■ **EXERCISE TASK**:
Quote all of the data that follows exactly as written, skipping the images.

(Excerpt from a dataset)
────────────────
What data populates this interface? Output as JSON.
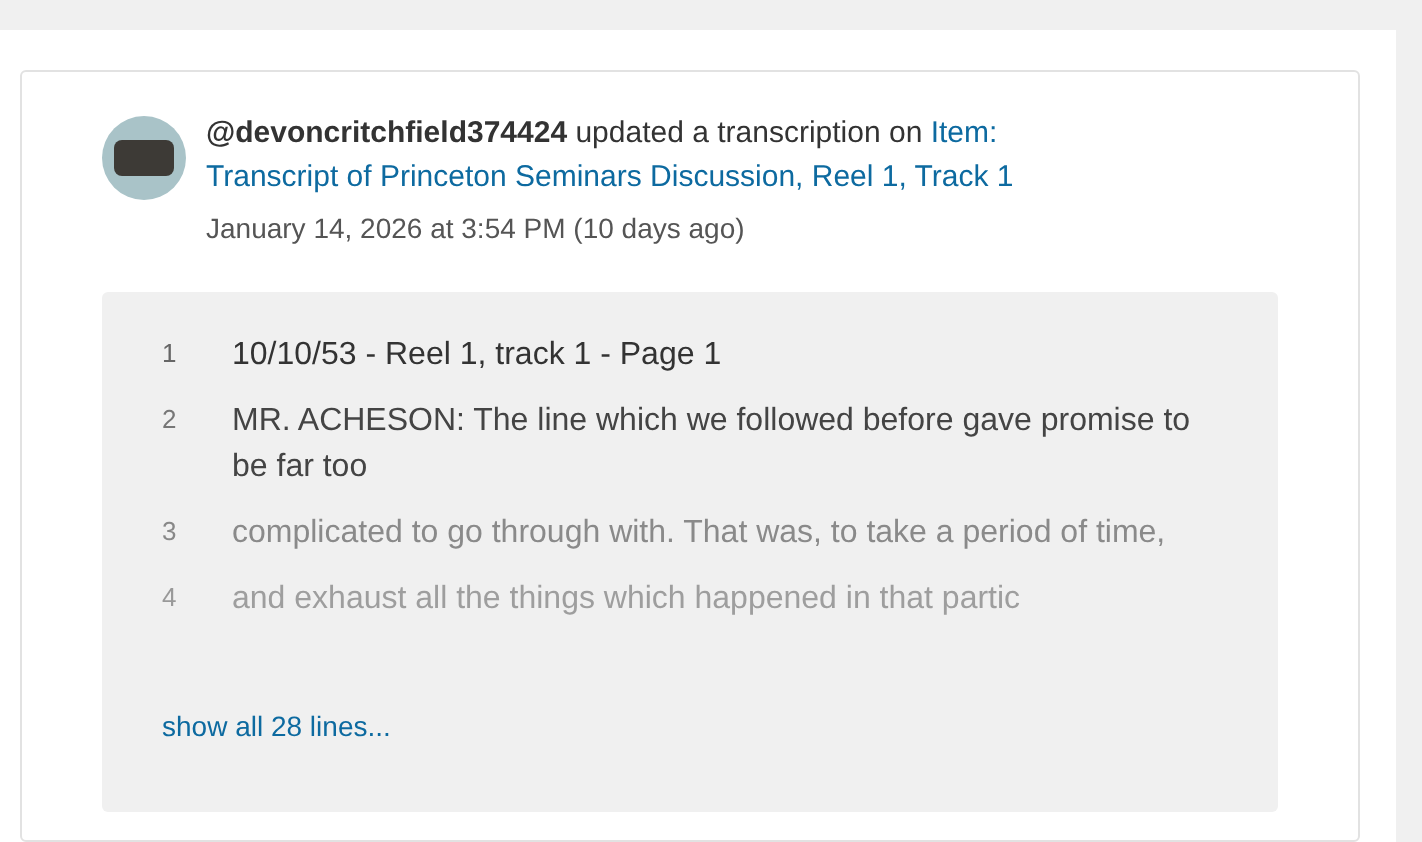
{
  "activity": {
    "user": "@devoncritchfield374424",
    "action": "updated a transcription on",
    "item_link_parts": [
      "Item:",
      "Transcript of Princeton Seminars Discussion, Reel 1, Track 1"
    ],
    "timestamp": "January 14, 2026 at 3:54 PM (10 days ago)"
  },
  "transcript": {
    "lines": [
      {
        "number": "1",
        "text": "10/10/53 - Reel 1, track 1 - Page 1"
      },
      {
        "number": "2",
        "text": "MR. ACHESON: The line which we followed before gave promise to be far too"
      },
      {
        "number": "3",
        "text": "complicated to go through with. That was, to take a period of time,"
      },
      {
        "number": "4",
        "text": "and exhaust all the things which happened in that partic"
      }
    ],
    "show_all_link": "show all 28 lines..."
  }
}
────────────────
■ **FULL RESPONSE**:
What data populates this interface? Output as JSON.
{
  "activity": {
    "user": "@devoncritchfield374424",
    "action": "updated a transcription on",
    "item_link_parts": [
      "Item:",
      "Transcript of Princeton Seminars Discussion, Reel 1, Track 1"
    ],
    "timestamp": "January 14, 2026 at 3:54 PM (10 days ago)"
  },
  "transcript": {
    "lines": [
      {
        "number": "1",
        "text": "10/10/53 - Reel 1, track 1 - Page 1"
      },
      {
        "number": "2",
        "text": "MR. ACHESON: The line which we followed before gave promise to be far too"
      },
      {
        "number": "3",
        "text": "complicated to go through with. That was, to take a period of time,"
      },
      {
        "number": "4",
        "text": "and exhaust all the things which happened in that partic"
      }
    ],
    "show_all_link": "show all 28 lines..."
  }
}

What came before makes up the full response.